Written task: Each line that holds the word "this" is to be identified and copied.

Extracted records:

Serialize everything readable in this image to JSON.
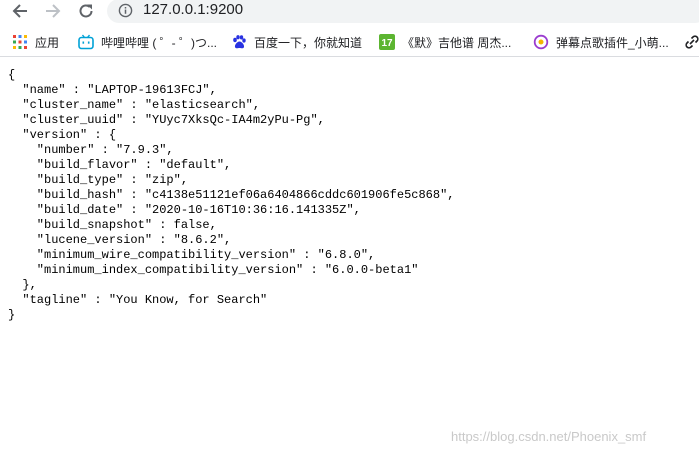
{
  "browser": {
    "url": "127.0.0.1:9200"
  },
  "bookmarks": [
    {
      "label": "应用",
      "icon": "apps-grid-icon"
    },
    {
      "label": "哔哩哔哩 ( ゜- ゜)つ...",
      "icon": "bilibili-icon"
    },
    {
      "label": "百度一下，你就知道",
      "icon": "baidu-paw-icon"
    },
    {
      "label": "《默》吉他谱 周杰...",
      "icon": "site-17-icon"
    },
    {
      "label": "弹幕点歌插件_小萌...",
      "icon": "danmu-plugin-icon"
    }
  ],
  "json_lines": [
    "{",
    "  \"name\" : \"LAPTOP-19613FCJ\",",
    "  \"cluster_name\" : \"elasticsearch\",",
    "  \"cluster_uuid\" : \"YUyc7XksQc-IA4m2yPu-Pg\",",
    "  \"version\" : {",
    "    \"number\" : \"7.9.3\",",
    "    \"build_flavor\" : \"default\",",
    "    \"build_type\" : \"zip\",",
    "    \"build_hash\" : \"c4138e51121ef06a6404866cddc601906fe5c868\",",
    "    \"build_date\" : \"2020-10-16T10:36:16.141335Z\",",
    "    \"build_snapshot\" : false,",
    "    \"lucene_version\" : \"8.6.2\",",
    "    \"minimum_wire_compatibility_version\" : \"6.8.0\",",
    "    \"minimum_index_compatibility_version\" : \"6.0.0-beta1\"",
    "  },",
    "  \"tagline\" : \"You Know, for Search\"",
    "}"
  ],
  "watermark": "https://blog.csdn.net/Phoenix_smf"
}
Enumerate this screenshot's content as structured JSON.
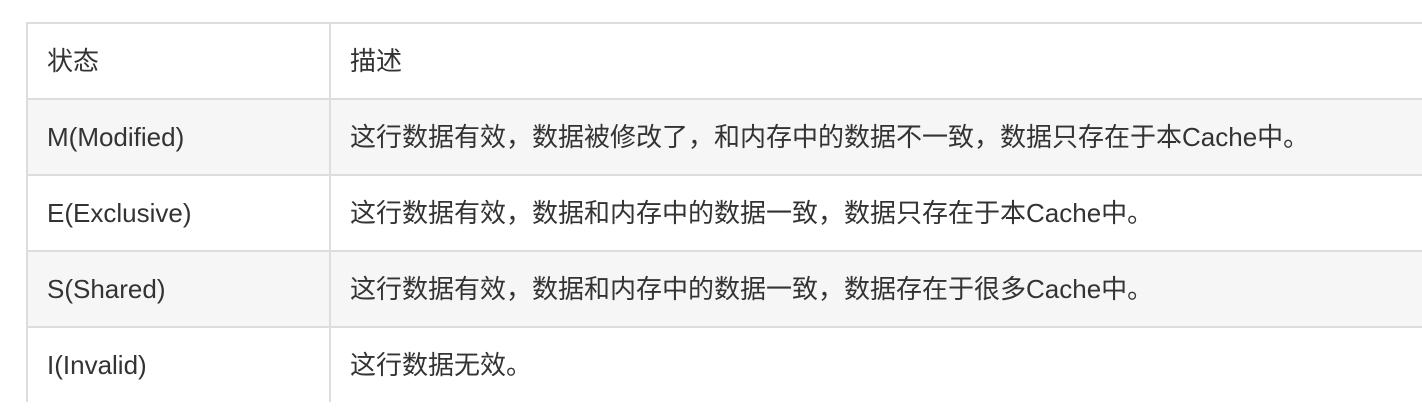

Answer in full:
Serialize everything readable in this image to JSON.
Enumerate this screenshot's content as structured JSON.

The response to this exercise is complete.